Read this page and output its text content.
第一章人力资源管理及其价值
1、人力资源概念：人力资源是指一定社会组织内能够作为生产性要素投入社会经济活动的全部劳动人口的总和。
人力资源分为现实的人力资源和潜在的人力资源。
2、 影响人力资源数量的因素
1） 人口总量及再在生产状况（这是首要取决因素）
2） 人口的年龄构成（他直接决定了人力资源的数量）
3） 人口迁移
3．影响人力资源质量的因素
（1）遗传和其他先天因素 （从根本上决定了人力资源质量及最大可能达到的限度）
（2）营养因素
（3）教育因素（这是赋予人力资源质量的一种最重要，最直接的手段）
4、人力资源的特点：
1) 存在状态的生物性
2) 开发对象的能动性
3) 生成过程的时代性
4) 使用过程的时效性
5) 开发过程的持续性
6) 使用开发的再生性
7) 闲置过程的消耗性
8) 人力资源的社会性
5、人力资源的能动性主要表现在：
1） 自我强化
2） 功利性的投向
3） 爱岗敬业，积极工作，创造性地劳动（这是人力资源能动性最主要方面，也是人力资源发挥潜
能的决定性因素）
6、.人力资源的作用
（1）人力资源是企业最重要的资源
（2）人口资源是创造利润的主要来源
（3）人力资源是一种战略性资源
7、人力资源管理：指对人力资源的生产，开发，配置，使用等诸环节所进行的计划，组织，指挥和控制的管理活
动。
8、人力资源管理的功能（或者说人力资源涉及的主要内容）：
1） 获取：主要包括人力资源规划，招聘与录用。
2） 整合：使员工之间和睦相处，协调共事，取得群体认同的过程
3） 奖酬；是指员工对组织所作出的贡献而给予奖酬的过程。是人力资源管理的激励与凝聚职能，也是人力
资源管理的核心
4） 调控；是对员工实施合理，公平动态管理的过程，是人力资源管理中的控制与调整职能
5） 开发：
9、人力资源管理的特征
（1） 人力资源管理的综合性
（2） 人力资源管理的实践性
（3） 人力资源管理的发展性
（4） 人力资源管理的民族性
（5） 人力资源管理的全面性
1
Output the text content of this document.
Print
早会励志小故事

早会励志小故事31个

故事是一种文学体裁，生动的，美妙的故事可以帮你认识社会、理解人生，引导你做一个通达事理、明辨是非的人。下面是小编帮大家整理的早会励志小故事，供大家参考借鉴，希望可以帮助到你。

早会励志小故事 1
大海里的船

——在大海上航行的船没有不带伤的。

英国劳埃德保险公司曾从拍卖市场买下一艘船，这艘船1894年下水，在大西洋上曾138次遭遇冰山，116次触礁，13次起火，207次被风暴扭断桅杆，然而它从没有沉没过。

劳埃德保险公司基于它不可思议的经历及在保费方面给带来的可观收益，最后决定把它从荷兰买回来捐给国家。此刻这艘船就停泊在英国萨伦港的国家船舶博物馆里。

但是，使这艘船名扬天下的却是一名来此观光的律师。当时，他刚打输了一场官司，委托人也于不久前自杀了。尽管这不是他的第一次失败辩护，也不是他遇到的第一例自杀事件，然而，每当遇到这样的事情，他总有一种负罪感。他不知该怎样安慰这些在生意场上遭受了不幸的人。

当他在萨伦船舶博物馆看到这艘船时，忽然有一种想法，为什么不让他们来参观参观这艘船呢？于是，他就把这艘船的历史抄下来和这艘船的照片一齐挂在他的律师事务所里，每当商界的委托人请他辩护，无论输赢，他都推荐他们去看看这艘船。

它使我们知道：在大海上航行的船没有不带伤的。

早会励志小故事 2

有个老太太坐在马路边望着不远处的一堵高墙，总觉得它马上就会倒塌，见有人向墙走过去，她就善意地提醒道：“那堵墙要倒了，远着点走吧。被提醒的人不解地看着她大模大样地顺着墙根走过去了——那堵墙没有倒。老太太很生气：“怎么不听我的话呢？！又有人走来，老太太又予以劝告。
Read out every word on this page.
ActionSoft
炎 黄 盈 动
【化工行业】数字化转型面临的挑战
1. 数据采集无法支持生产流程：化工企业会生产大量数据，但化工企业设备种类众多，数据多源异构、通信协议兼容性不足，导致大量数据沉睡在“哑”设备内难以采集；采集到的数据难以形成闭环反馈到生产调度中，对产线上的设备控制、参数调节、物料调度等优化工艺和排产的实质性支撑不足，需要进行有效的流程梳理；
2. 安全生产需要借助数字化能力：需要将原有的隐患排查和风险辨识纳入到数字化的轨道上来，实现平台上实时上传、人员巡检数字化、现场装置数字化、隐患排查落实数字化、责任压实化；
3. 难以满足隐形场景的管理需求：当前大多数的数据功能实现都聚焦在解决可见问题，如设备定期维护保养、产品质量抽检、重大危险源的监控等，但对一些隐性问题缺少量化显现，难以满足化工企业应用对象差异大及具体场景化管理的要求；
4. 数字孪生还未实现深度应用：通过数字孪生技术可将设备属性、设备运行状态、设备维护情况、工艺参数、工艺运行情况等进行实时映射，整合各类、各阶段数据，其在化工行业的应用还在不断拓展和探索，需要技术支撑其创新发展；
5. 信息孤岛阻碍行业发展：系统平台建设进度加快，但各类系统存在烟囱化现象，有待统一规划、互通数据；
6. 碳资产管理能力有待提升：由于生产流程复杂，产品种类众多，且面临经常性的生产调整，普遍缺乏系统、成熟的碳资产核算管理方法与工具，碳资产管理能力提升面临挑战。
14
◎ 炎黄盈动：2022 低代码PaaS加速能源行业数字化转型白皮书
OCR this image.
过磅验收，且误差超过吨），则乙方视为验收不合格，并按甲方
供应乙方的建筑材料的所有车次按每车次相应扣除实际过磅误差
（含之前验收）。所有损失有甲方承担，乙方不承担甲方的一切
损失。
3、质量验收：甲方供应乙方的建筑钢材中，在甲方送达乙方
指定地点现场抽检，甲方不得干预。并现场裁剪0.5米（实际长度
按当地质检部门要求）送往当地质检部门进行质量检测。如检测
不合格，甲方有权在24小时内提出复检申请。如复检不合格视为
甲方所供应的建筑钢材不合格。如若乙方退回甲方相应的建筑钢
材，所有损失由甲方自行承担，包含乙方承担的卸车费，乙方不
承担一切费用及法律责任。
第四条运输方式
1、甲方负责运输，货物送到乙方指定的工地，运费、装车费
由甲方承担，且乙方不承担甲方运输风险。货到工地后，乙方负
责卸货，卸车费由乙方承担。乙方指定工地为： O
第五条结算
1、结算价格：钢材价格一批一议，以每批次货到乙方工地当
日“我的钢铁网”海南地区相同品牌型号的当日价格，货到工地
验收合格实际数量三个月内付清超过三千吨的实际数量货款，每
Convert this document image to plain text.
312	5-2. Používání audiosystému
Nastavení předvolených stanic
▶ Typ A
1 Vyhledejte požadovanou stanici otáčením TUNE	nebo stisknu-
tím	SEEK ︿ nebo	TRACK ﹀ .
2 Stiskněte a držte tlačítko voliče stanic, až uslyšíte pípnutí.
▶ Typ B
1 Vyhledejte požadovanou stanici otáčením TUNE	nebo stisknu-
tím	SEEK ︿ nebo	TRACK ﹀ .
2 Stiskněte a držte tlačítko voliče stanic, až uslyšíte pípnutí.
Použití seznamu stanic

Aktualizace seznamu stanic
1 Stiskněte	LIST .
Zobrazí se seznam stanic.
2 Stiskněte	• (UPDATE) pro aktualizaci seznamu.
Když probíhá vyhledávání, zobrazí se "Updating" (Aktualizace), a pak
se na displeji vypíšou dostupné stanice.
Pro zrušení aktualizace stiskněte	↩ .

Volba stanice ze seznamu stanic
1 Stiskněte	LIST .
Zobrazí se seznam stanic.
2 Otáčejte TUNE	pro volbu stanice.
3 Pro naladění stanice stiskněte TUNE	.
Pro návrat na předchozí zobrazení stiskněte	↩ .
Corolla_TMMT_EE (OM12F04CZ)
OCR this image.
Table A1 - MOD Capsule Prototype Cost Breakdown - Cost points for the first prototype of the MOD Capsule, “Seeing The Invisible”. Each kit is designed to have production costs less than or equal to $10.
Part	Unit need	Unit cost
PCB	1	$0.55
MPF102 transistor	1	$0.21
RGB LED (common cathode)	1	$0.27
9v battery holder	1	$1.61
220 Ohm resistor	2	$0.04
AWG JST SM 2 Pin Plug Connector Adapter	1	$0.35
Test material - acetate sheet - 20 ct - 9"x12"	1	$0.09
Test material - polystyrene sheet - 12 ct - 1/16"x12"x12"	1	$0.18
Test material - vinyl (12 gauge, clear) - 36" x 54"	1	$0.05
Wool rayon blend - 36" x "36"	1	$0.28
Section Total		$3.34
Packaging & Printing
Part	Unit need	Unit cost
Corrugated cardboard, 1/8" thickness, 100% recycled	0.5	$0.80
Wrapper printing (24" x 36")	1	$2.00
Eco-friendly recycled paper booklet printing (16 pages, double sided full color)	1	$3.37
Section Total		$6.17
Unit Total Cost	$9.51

---------------

> _WHAT TO WORK ON_: Where a line in the entries holds the word "在大海上航行的船没有不带伤的", copy that line.

> _RESULT FOR THIS TASK_:
——在大海上航行的船没有不带伤的。
它使我们知道：在大海上航行的船没有不带伤的。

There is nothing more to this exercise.